▶ _Exercise prompt_: Write out all lines holding the word "empName".

[Dataset records]
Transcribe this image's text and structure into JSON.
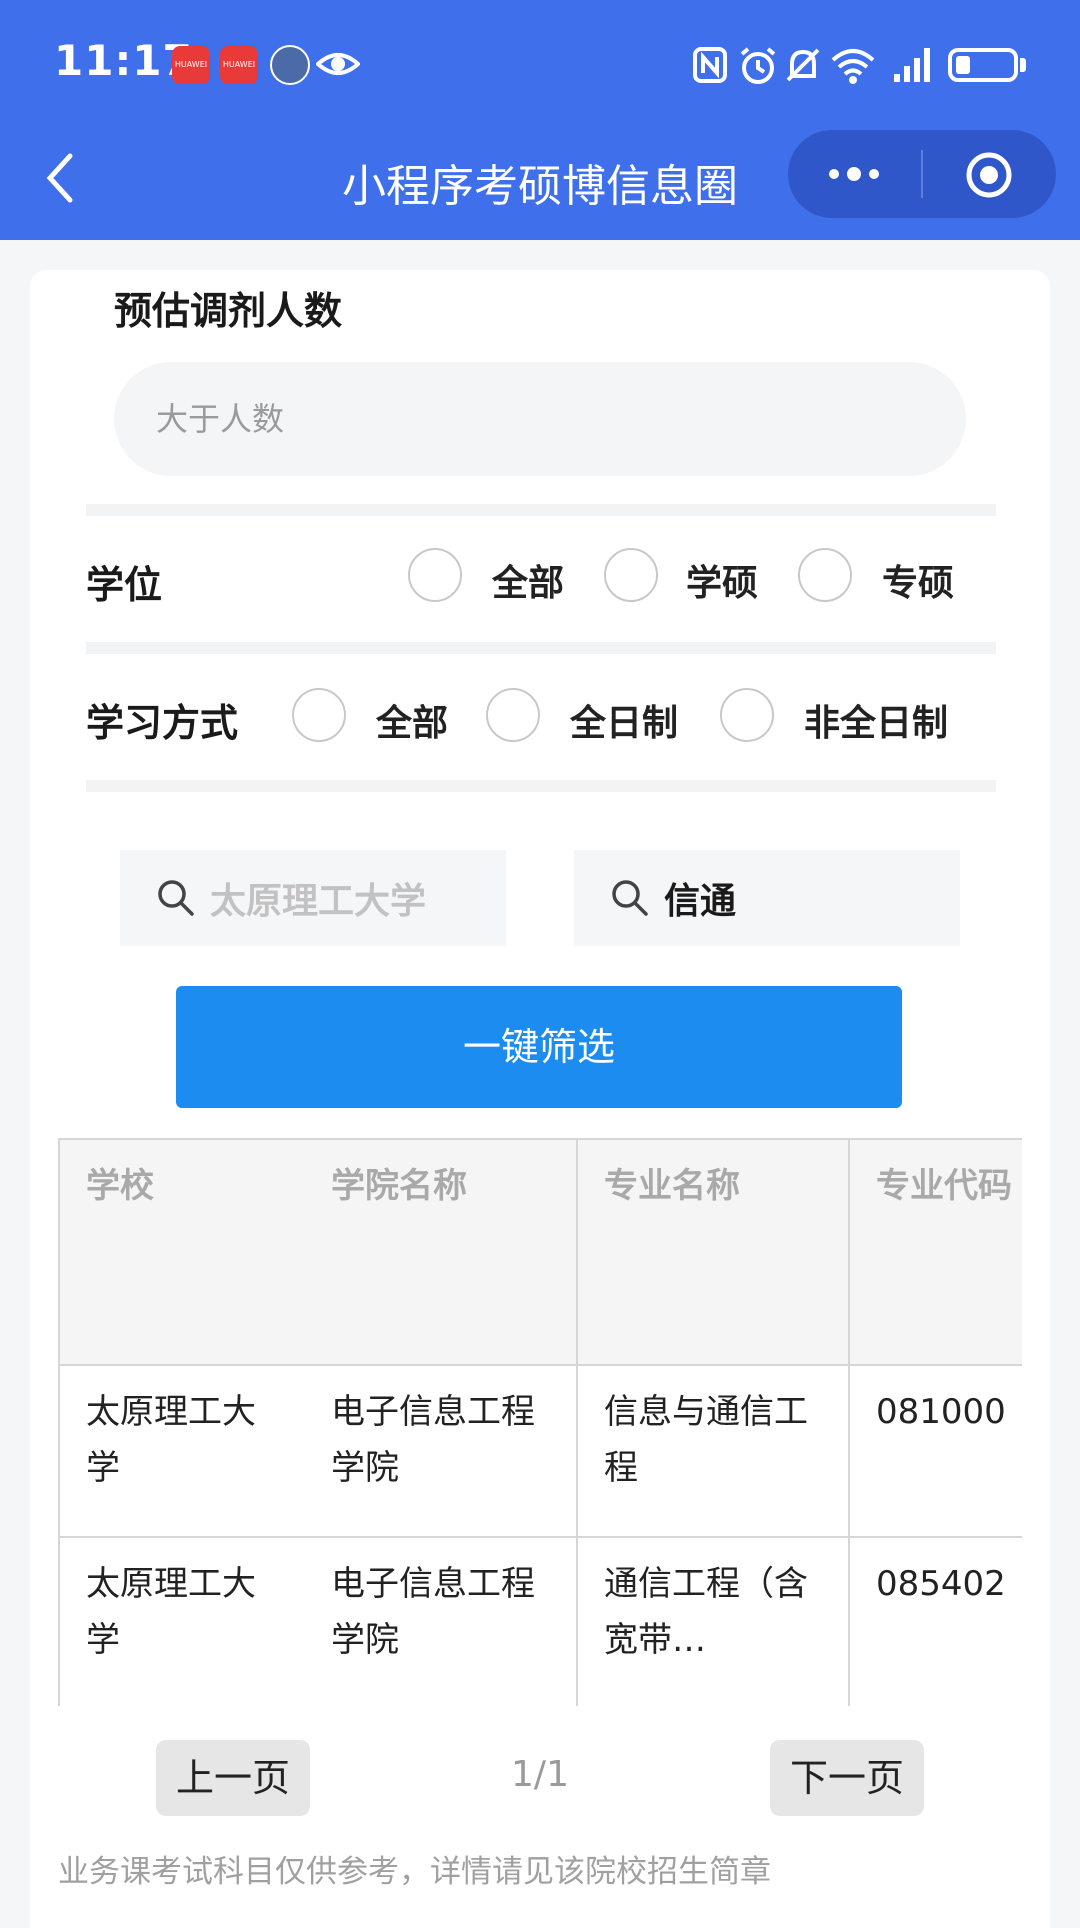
{
  "status_bar": {
    "time": "11:17",
    "app_badge": "HUAWEI"
  },
  "nav": {
    "title": "小程序考硕博信息圈"
  },
  "form": {
    "count_label": "预估调剂人数",
    "count_placeholder": "大于人数",
    "degree_label": "学位",
    "degree_options": [
      "全部",
      "学硕",
      "专硕"
    ],
    "study_label": "学习方式",
    "study_options": [
      "全部",
      "全日制",
      "非全日制"
    ],
    "school_search_placeholder": "太原理工大学",
    "major_search_value": "信通",
    "filter_button": "一键筛选"
  },
  "table": {
    "headers": [
      "学校",
      "学院名称",
      "专业名称",
      "专业代码"
    ],
    "rows": [
      [
        "太原理工大学",
        "电子信息工程学院",
        "信息与通信工程",
        "081000"
      ],
      [
        "太原理工大学",
        "电子信息工程学院",
        "通信工程（含宽带…",
        "085402"
      ]
    ]
  },
  "pager": {
    "prev": "上一页",
    "info": "1/1",
    "next": "下一页"
  },
  "footnote": "业务课考试科目仅供参考，详情请见该院校招生简章",
  "colors": {
    "header_bg": "#3f6fea",
    "primary_button": "#1c8cf0",
    "card_bg": "#ffffff",
    "page_bg": "#f5f6f8"
  }
}
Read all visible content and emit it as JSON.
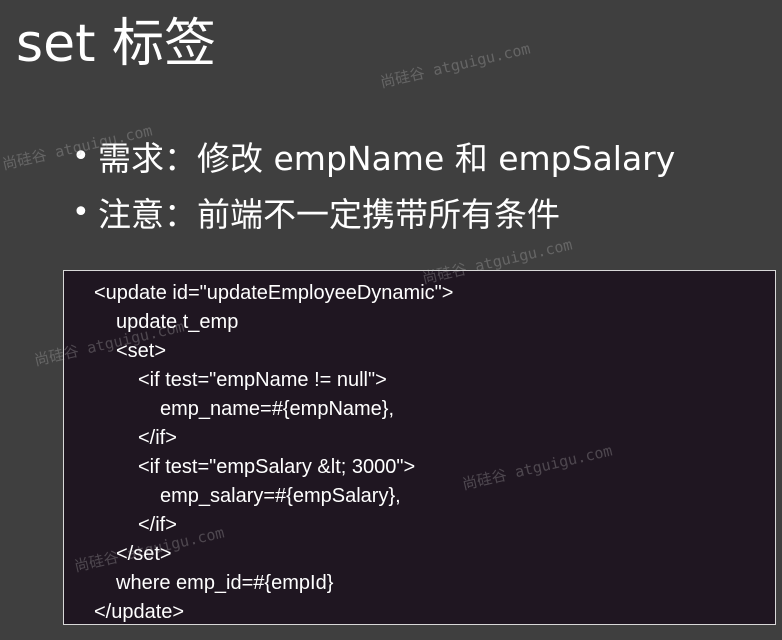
{
  "slide": {
    "title": "set 标签",
    "bullets": [
      "需求：修改 empName 和 empSalary",
      "注意：前端不一定携带所有条件"
    ],
    "bullet_glyph": "•"
  },
  "code": {
    "lines": [
      {
        "indent": 0,
        "text": "<update id=\"updateEmployeeDynamic\">"
      },
      {
        "indent": 1,
        "text": "update t_emp"
      },
      {
        "indent": 1,
        "text": "<set>"
      },
      {
        "indent": 2,
        "text": "<if test=\"empName != null\">"
      },
      {
        "indent": 3,
        "text": "emp_name=#{empName},"
      },
      {
        "indent": 2,
        "text": "</if>"
      },
      {
        "indent": 2,
        "text": "<if test=\"empSalary &lt; 3000\">"
      },
      {
        "indent": 3,
        "text": "emp_salary=#{empSalary},"
      },
      {
        "indent": 2,
        "text": "</if>"
      },
      {
        "indent": 1,
        "text": "</set>"
      },
      {
        "indent": 1,
        "text": "where emp_id=#{empId}"
      },
      {
        "indent": 0,
        "text": "</update>"
      }
    ]
  },
  "watermark": {
    "text": "尚硅谷 atguigu.com"
  },
  "colors": {
    "background": "#3f3f3f",
    "code_background": "#1f1621",
    "text": "#ffffff"
  }
}
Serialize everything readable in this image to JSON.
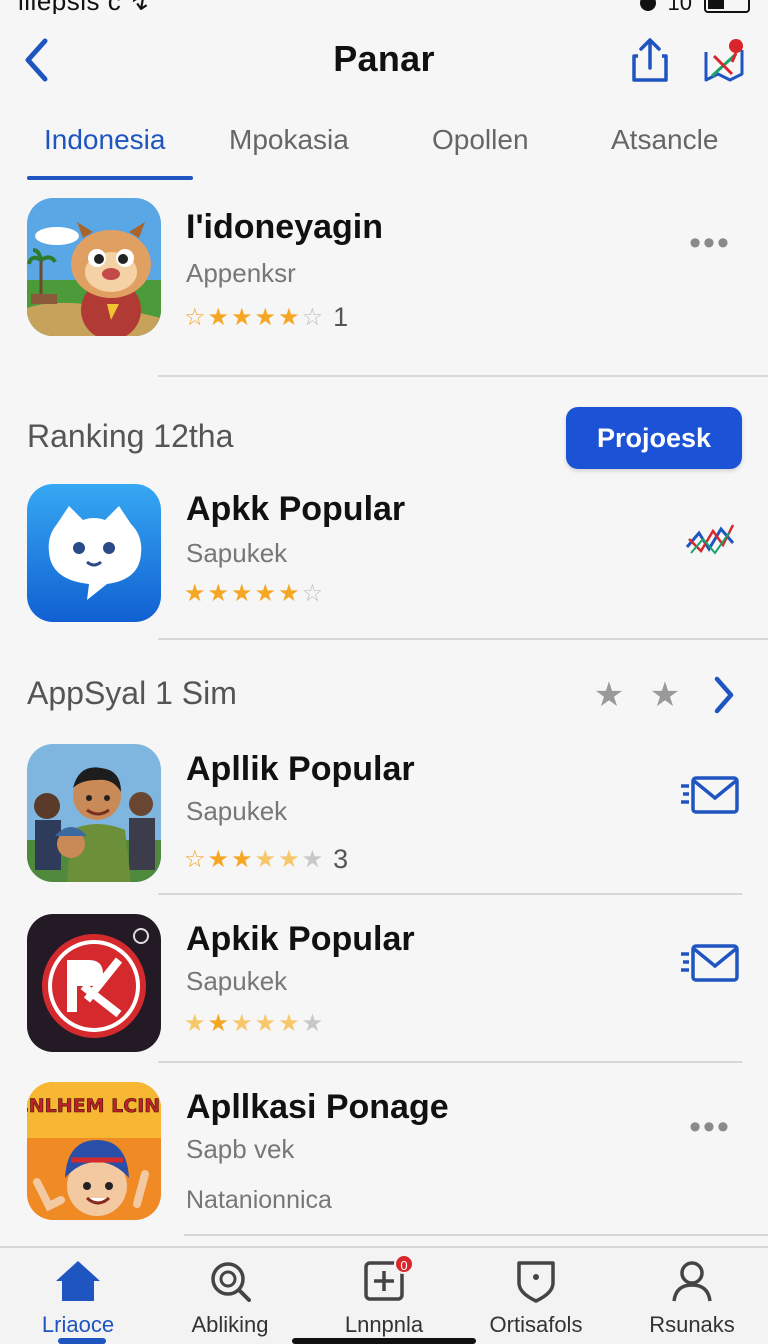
{
  "status_bar": {
    "left_text": "iiiepsis c ↯",
    "right_text": "10"
  },
  "nav": {
    "title": "Panar"
  },
  "tabs": [
    {
      "label": "Indonesia",
      "active": true
    },
    {
      "label": "Mpokasia",
      "active": false
    },
    {
      "label": "Opollen",
      "active": false
    },
    {
      "label": "Atsancle",
      "active": false
    }
  ],
  "featured": {
    "title": "I'idoneyagin",
    "subtitle": "Appenksr",
    "rating": 4.5,
    "stars": [
      "outline",
      "full",
      "full",
      "full",
      "full",
      "outline-gray"
    ],
    "rating_count": "1"
  },
  "section_ranking": {
    "heading": "Ranking 12tha",
    "button_label": "Projoesk"
  },
  "ranking_app": {
    "title": "Apkk Popular",
    "subtitle": "Sapukek",
    "rating": 4.5,
    "stars": [
      "full",
      "full",
      "full",
      "full",
      "full",
      "outline-gray"
    ]
  },
  "section_apps": {
    "heading": "AppSyal 1 Sim"
  },
  "apps": [
    {
      "title": "Apllik Popular",
      "subtitle": "Sapukek",
      "rating": 3,
      "stars": [
        "outline",
        "full",
        "full",
        "half",
        "half",
        "empty"
      ],
      "rating_count": "3"
    },
    {
      "title": "Apkik Popular",
      "subtitle": "Sapukek",
      "rating": 3,
      "stars": [
        "half",
        "full",
        "half",
        "half",
        "half",
        "empty"
      ]
    },
    {
      "title": "Apllkasi Ponage",
      "subtitle": "Sapb vek",
      "extra": "Natanionnica",
      "icon_text": "CNLHEM LCINE"
    }
  ],
  "tab_bar": [
    {
      "label": "Lriaoce",
      "icon": "home-icon",
      "active": true
    },
    {
      "label": "Abliking",
      "icon": "search-icon",
      "active": false
    },
    {
      "label": "Lnnpnla",
      "icon": "add-box-icon",
      "active": false,
      "badge": "0"
    },
    {
      "label": "Ortisafols",
      "icon": "shield-icon",
      "active": false
    },
    {
      "label": "Rsunaks",
      "icon": "person-icon",
      "active": false
    }
  ],
  "colors": {
    "accent": "#1f55c0",
    "button": "#1c53d6",
    "star": "#f5a623",
    "badge": "#d9262c"
  }
}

▶ _The response_:
      "需求：修改 empName 和 empSalary",
        "text": "<if test=\"empName != null\">"
        "text": "emp_name=#{empName},"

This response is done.